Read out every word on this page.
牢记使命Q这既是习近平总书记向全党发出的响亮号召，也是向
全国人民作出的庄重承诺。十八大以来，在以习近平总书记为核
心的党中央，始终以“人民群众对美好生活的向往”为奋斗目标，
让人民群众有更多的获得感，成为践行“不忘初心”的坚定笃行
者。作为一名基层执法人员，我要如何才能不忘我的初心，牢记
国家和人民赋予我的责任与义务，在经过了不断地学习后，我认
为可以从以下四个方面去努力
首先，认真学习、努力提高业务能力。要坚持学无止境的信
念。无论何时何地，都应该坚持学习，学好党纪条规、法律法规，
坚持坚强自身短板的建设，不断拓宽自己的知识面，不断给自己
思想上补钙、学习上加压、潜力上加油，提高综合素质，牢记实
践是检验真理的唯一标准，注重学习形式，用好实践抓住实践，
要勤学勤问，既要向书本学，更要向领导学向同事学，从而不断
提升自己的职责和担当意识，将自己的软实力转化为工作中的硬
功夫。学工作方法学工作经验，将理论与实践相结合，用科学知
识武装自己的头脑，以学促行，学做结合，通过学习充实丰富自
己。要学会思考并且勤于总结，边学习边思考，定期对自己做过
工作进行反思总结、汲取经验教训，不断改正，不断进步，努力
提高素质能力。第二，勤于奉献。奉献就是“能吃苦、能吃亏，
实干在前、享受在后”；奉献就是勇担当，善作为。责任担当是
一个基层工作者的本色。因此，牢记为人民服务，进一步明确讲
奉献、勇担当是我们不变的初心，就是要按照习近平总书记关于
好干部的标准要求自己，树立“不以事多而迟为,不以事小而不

——

* [WORK REQUIRED]:
Each record above must be given again exactly.

* [FULL OUTPUT]:
Read out every word on this page.
牢记使命Q这既是习近平总书记向全党发出的响亮号召，也是向
全国人民作出的庄重承诺。十八大以来，在以习近平总书记为核
心的党中央，始终以“人民群众对美好生活的向往”为奋斗目标，
让人民群众有更多的获得感，成为践行“不忘初心”的坚定笃行
者。作为一名基层执法人员，我要如何才能不忘我的初心，牢记
国家和人民赋予我的责任与义务，在经过了不断地学习后，我认
为可以从以下四个方面去努力
首先，认真学习、努力提高业务能力。要坚持学无止境的信
念。无论何时何地，都应该坚持学习，学好党纪条规、法律法规，
坚持坚强自身短板的建设，不断拓宽自己的知识面，不断给自己
思想上补钙、学习上加压、潜力上加油，提高综合素质，牢记实
践是检验真理的唯一标准，注重学习形式，用好实践抓住实践，
要勤学勤问，既要向书本学，更要向领导学向同事学，从而不断
提升自己的职责和担当意识，将自己的软实力转化为工作中的硬
功夫。学工作方法学工作经验，将理论与实践相结合，用科学知
识武装自己的头脑，以学促行，学做结合，通过学习充实丰富自
己。要学会思考并且勤于总结，边学习边思考，定期对自己做过
工作进行反思总结、汲取经验教训，不断改正，不断进步，努力
提高素质能力。第二，勤于奉献。奉献就是“能吃苦、能吃亏，
实干在前、享受在后”；奉献就是勇担当，善作为。责任担当是
一个基层工作者的本色。因此，牢记为人民服务，进一步明确讲
奉献、勇担当是我们不变的初心，就是要按照习近平总书记关于
好干部的标准要求自己，树立“不以事多而迟为,不以事小而不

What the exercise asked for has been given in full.